> _Passage given_
"""
It is true the act speaks of the judgment or decree of this Court. But all that the Court is authorized to do is to certify its opinion to the Secretary of the Treasury, and if he inserts it in his estimates, and Congress sanctions it by an appropriation, it is then to be paid, but not otherwise. And when the Secretary asks for this appropriation, the propriety of the estimate for this claim, like all other estimates of the Secretary, will be opened to debate, and whether the appropriation will be made or not will depend upon the majority of each House. The real and ultimate judicial power will, therefore, be exercised by the Legislative Department, and not by that department to which the Constitution has confided it.
"""
> _Exercise requirements_
- A) Answer these questions from the passage on the Court's authority over claims:
(i) To whom is the Court authorized to certify its opinion?
(ii) What will determine whether the appropriation is made?
(iii) Which department will exercise the real and ultimate judicial power?
- B) Reproduce the part of the passage on the Court's authority over claims that starts at "It is true the" and ends at "has confided it.".
The material that comes after this passage is not needed for any of the work on it.

> _Data shown_
"""
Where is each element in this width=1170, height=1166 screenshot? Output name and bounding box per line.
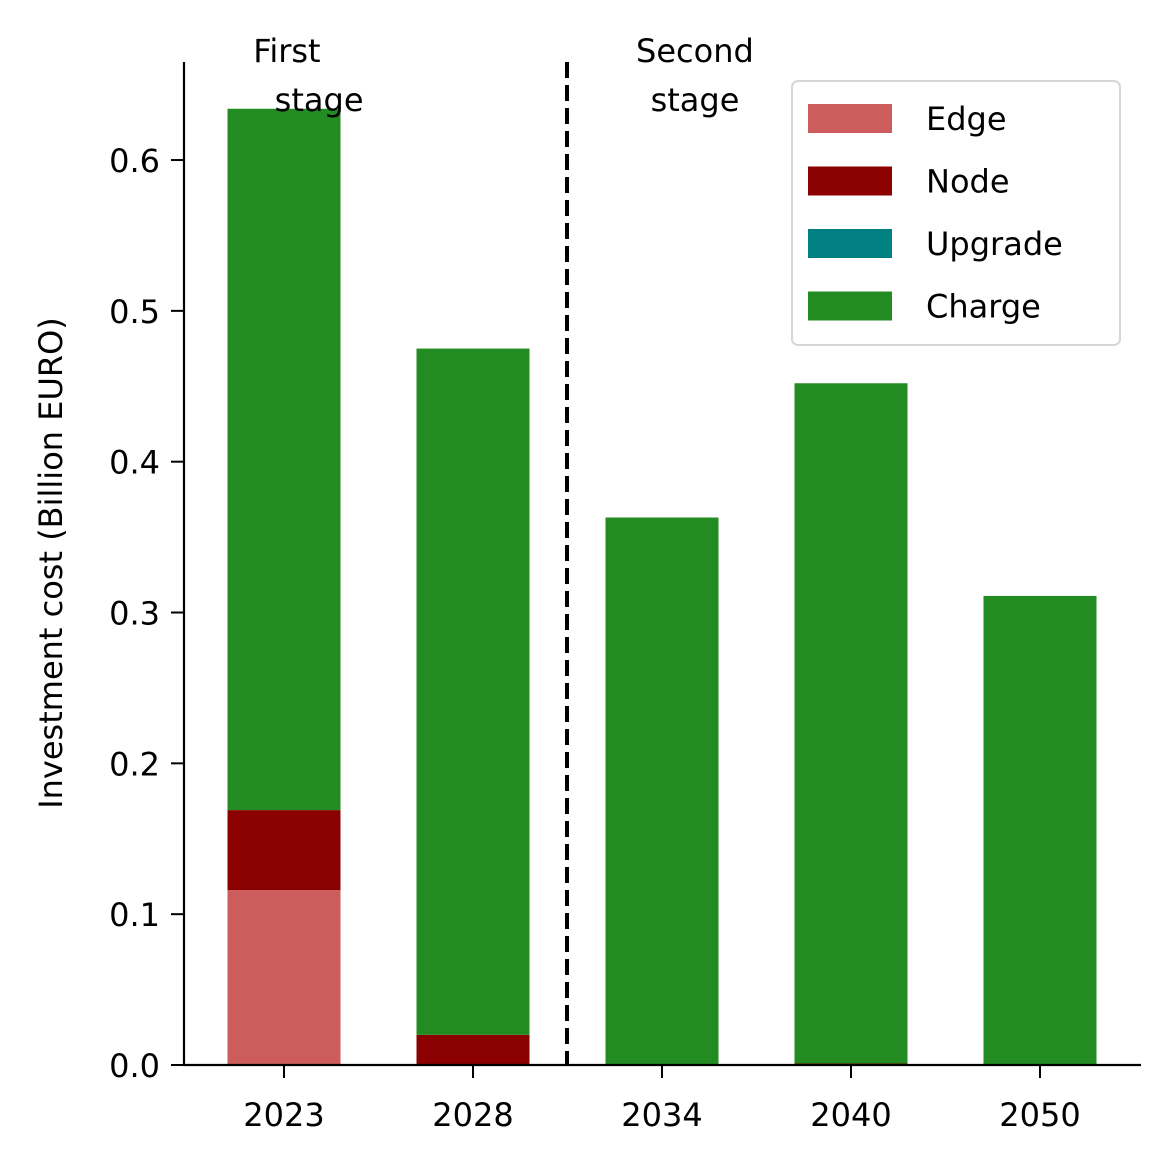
"""
> _Solved problems_
- A)
(i) The Secretary of the Treasury.
(ii) The majority of each House.
(iii) The Legislative Department.

- B)
It is true the act speaks of the judgment or decree of this Court. But all that the Court is authorized to do is to certify its opinion to the Secretary of the Treasury, and if he inserts it in his estimates, and Congress sanctions it by an appropriation, it is then to be paid, but not otherwise. And when the Secretary asks for this appropriation, the propriety of the estimate for this claim, like all other estimates of the Secretary, will be opened to debate, and whether the appropriation will be made or not will depend upon the majority of each House. The real and ultimate judicial power will, therefore, be exercised by the Legislative Department, and not by that department to which the Constitution has confided it.